Data shown Block Start
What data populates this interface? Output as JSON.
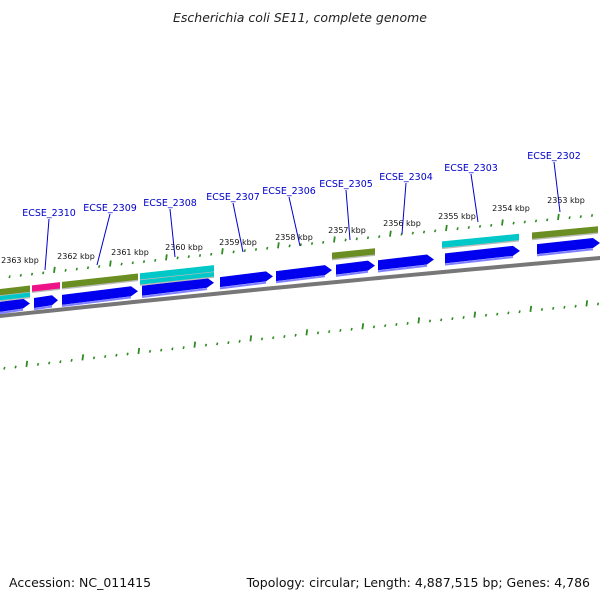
{
  "header": {
    "title": "Escherichia coli SE11, complete genome"
  },
  "footer": {
    "accession": "Accession: NC_011415",
    "summary": "Topology: circular; Length: 4,887,515 bp; Genes: 4,786"
  },
  "colors": {
    "cds": "#0000ee",
    "cds_shade": "#8080ff",
    "feature_olive": "#6b8e23",
    "feature_cyan": "#00c8c8",
    "feature_pink": "#ee1188",
    "tick": "#2e8b22",
    "backbone": "#777777",
    "label": "#0000cc"
  },
  "scale_labels": [
    "2353 kbp",
    "2354 kbp",
    "2355 kbp",
    "2356 kbp",
    "2357 kbp",
    "2358 kbp",
    "2359 kbp",
    "2360 kbp",
    "2361 kbp",
    "2362 kbp",
    "2363 kbp"
  ],
  "gene_labels": [
    "ECSE_2302",
    "ECSE_2303",
    "ECSE_2304",
    "ECSE_2305",
    "ECSE_2306",
    "ECSE_2307",
    "ECSE_2308",
    "ECSE_2309",
    "ECSE_2310"
  ]
}
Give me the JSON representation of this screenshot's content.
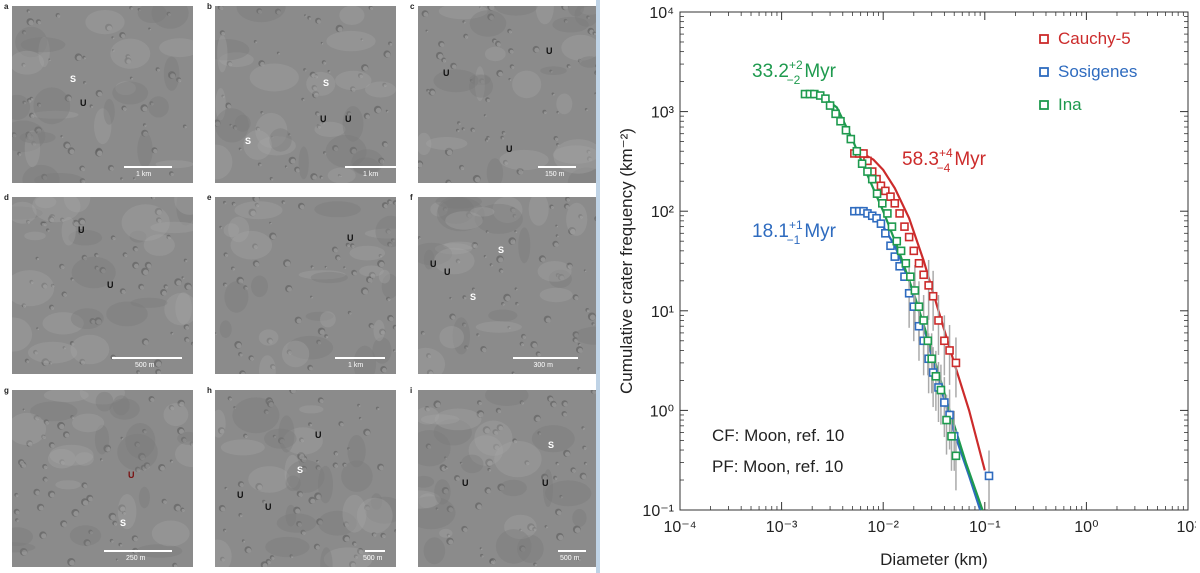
{
  "panels": [
    {
      "id": "a",
      "scale": "1 km",
      "labels": [
        {
          "t": "S",
          "c": "w"
        },
        {
          "t": "U",
          "c": "d"
        }
      ]
    },
    {
      "id": "b",
      "scale": "1 km",
      "labels": [
        {
          "t": "S",
          "c": "w"
        },
        {
          "t": "S",
          "c": "w"
        },
        {
          "t": "U",
          "c": "d"
        },
        {
          "t": "U",
          "c": "d"
        }
      ]
    },
    {
      "id": "c",
      "scale": "150 m",
      "labels": [
        {
          "t": "U",
          "c": "d"
        },
        {
          "t": "U",
          "c": "d"
        },
        {
          "t": "U",
          "c": "d"
        }
      ]
    },
    {
      "id": "d",
      "scale": "500 m",
      "labels": [
        {
          "t": "U",
          "c": "d"
        },
        {
          "t": "U",
          "c": "d"
        }
      ]
    },
    {
      "id": "e",
      "scale": "1 km",
      "labels": [
        {
          "t": "U",
          "c": "d"
        }
      ]
    },
    {
      "id": "f",
      "scale": "300 m",
      "labels": [
        {
          "t": "S",
          "c": "w"
        },
        {
          "t": "S",
          "c": "w"
        },
        {
          "t": "U",
          "c": "d"
        },
        {
          "t": "U",
          "c": "d"
        }
      ]
    },
    {
      "id": "g",
      "scale": "250 m",
      "labels": [
        {
          "t": "U",
          "c": "r"
        },
        {
          "t": "S",
          "c": "w"
        }
      ]
    },
    {
      "id": "h",
      "scale": "500 m",
      "labels": [
        {
          "t": "U",
          "c": "d"
        },
        {
          "t": "S",
          "c": "w"
        },
        {
          "t": "U",
          "c": "d"
        },
        {
          "t": "U",
          "c": "d"
        }
      ]
    },
    {
      "id": "i",
      "scale": "500 m",
      "labels": [
        {
          "t": "S",
          "c": "w"
        },
        {
          "t": "U",
          "c": "d"
        },
        {
          "t": "U",
          "c": "d"
        }
      ]
    }
  ],
  "chart_data": {
    "type": "scatter",
    "xlabel": "Diameter (km)",
    "ylabel": "Cumulative crater frequency (km⁻²)",
    "xlim": [
      0.0001,
      10
    ],
    "ylim": [
      0.1,
      10000
    ],
    "xscale": "log",
    "yscale": "log",
    "xticks": [
      "10⁻⁴",
      "10⁻³",
      "10⁻²",
      "10⁻¹",
      "10⁰",
      "10¹"
    ],
    "yticks": [
      "10⁻¹",
      "10⁰",
      "10¹",
      "10²",
      "10³",
      "10⁴"
    ],
    "legend_position": "top-right",
    "series": [
      {
        "name": "Cauchy-5",
        "color": "#cc2b2b",
        "points": [
          [
            0.0052,
            380
          ],
          [
            0.0058,
            380
          ],
          [
            0.0064,
            380
          ],
          [
            0.007,
            320
          ],
          [
            0.0078,
            250
          ],
          [
            0.0086,
            210
          ],
          [
            0.0095,
            180
          ],
          [
            0.0105,
            160
          ],
          [
            0.0118,
            140
          ],
          [
            0.013,
            120
          ],
          [
            0.0145,
            95
          ],
          [
            0.0162,
            70
          ],
          [
            0.018,
            55
          ],
          [
            0.02,
            40
          ],
          [
            0.0225,
            30
          ],
          [
            0.025,
            23
          ],
          [
            0.028,
            18
          ],
          [
            0.031,
            14
          ],
          [
            0.035,
            8
          ],
          [
            0.04,
            5
          ],
          [
            0.045,
            4
          ],
          [
            0.052,
            3
          ]
        ],
        "fit": [
          [
            0.0052,
            380
          ],
          [
            0.0065,
            372
          ],
          [
            0.008,
            330
          ],
          [
            0.01,
            260
          ],
          [
            0.013,
            170
          ],
          [
            0.018,
            85
          ],
          [
            0.025,
            32
          ],
          [
            0.035,
            10
          ],
          [
            0.05,
            3
          ],
          [
            0.07,
            1
          ],
          [
            0.1,
            0.25
          ]
        ]
      },
      {
        "name": "Sosigenes",
        "color": "#2e6bbf",
        "points": [
          [
            0.0052,
            100
          ],
          [
            0.0058,
            100
          ],
          [
            0.0064,
            100
          ],
          [
            0.007,
            95
          ],
          [
            0.0078,
            90
          ],
          [
            0.0086,
            85
          ],
          [
            0.0095,
            75
          ],
          [
            0.0105,
            60
          ],
          [
            0.0118,
            45
          ],
          [
            0.013,
            35
          ],
          [
            0.0145,
            28
          ],
          [
            0.0162,
            22
          ],
          [
            0.018,
            15
          ],
          [
            0.02,
            11
          ],
          [
            0.0225,
            7
          ],
          [
            0.025,
            5
          ],
          [
            0.028,
            3.3
          ],
          [
            0.031,
            2.4
          ],
          [
            0.035,
            1.7
          ],
          [
            0.04,
            1.2
          ],
          [
            0.045,
            0.9
          ],
          [
            0.05,
            0.55
          ],
          [
            0.11,
            0.22
          ]
        ],
        "fit": [
          [
            0.0052,
            100
          ],
          [
            0.0065,
            98
          ],
          [
            0.008,
            90
          ],
          [
            0.01,
            70
          ],
          [
            0.013,
            45
          ],
          [
            0.018,
            20
          ],
          [
            0.025,
            7
          ],
          [
            0.035,
            2
          ],
          [
            0.05,
            0.6
          ],
          [
            0.07,
            0.22
          ],
          [
            0.09,
            0.1
          ]
        ]
      },
      {
        "name": "Ina",
        "color": "#1e9a4e",
        "points": [
          [
            0.0017,
            1500
          ],
          [
            0.0019,
            1500
          ],
          [
            0.0021,
            1500
          ],
          [
            0.0024,
            1450
          ],
          [
            0.0027,
            1350
          ],
          [
            0.003,
            1150
          ],
          [
            0.0034,
            950
          ],
          [
            0.0038,
            800
          ],
          [
            0.0043,
            650
          ],
          [
            0.0048,
            530
          ],
          [
            0.0055,
            400
          ],
          [
            0.0062,
            300
          ],
          [
            0.007,
            250
          ],
          [
            0.0078,
            210
          ],
          [
            0.0087,
            150
          ],
          [
            0.0098,
            120
          ],
          [
            0.011,
            95
          ],
          [
            0.0122,
            70
          ],
          [
            0.0136,
            50
          ],
          [
            0.015,
            40
          ],
          [
            0.0167,
            30
          ],
          [
            0.0185,
            22
          ],
          [
            0.0205,
            16
          ],
          [
            0.0225,
            11
          ],
          [
            0.025,
            8
          ],
          [
            0.0275,
            5
          ],
          [
            0.03,
            3.3
          ],
          [
            0.033,
            2.2
          ],
          [
            0.037,
            1.6
          ],
          [
            0.042,
            0.8
          ],
          [
            0.047,
            0.55
          ],
          [
            0.052,
            0.35
          ]
        ],
        "fit": [
          [
            0.0017,
            1500
          ],
          [
            0.0025,
            1430
          ],
          [
            0.0035,
            1100
          ],
          [
            0.005,
            520
          ],
          [
            0.007,
            230
          ],
          [
            0.01,
            100
          ],
          [
            0.014,
            42
          ],
          [
            0.02,
            15
          ],
          [
            0.03,
            4
          ],
          [
            0.045,
            1
          ],
          [
            0.065,
            0.3
          ],
          [
            0.095,
            0.1
          ]
        ]
      }
    ],
    "annotations": [
      {
        "text": "33.2",
        "sup": "+2",
        "sub": "−2",
        "unit": "Myr",
        "color": "#1e9a4e"
      },
      {
        "text": "58.3",
        "sup": "+4",
        "sub": "−4",
        "unit": "Myr",
        "color": "#cc2b2b"
      },
      {
        "text": "18.1",
        "sup": "+1",
        "sub": "−1",
        "unit": "Myr",
        "color": "#2e6bbf"
      },
      {
        "text": "CF: Moon, ref. 10",
        "color": "#222222"
      },
      {
        "text": "PF: Moon, ref. 10",
        "color": "#222222"
      }
    ]
  }
}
Data shown Block End
• [Task objective]:
Go line by line through the records above and copy each one containing "text".

• [Solved problem]:
        "text": "33.2",
        "text": "58.3",
        "text": "18.1",
        "text": "CF: Moon, ref. 10",
        "text": "PF: Moon, ref. 10",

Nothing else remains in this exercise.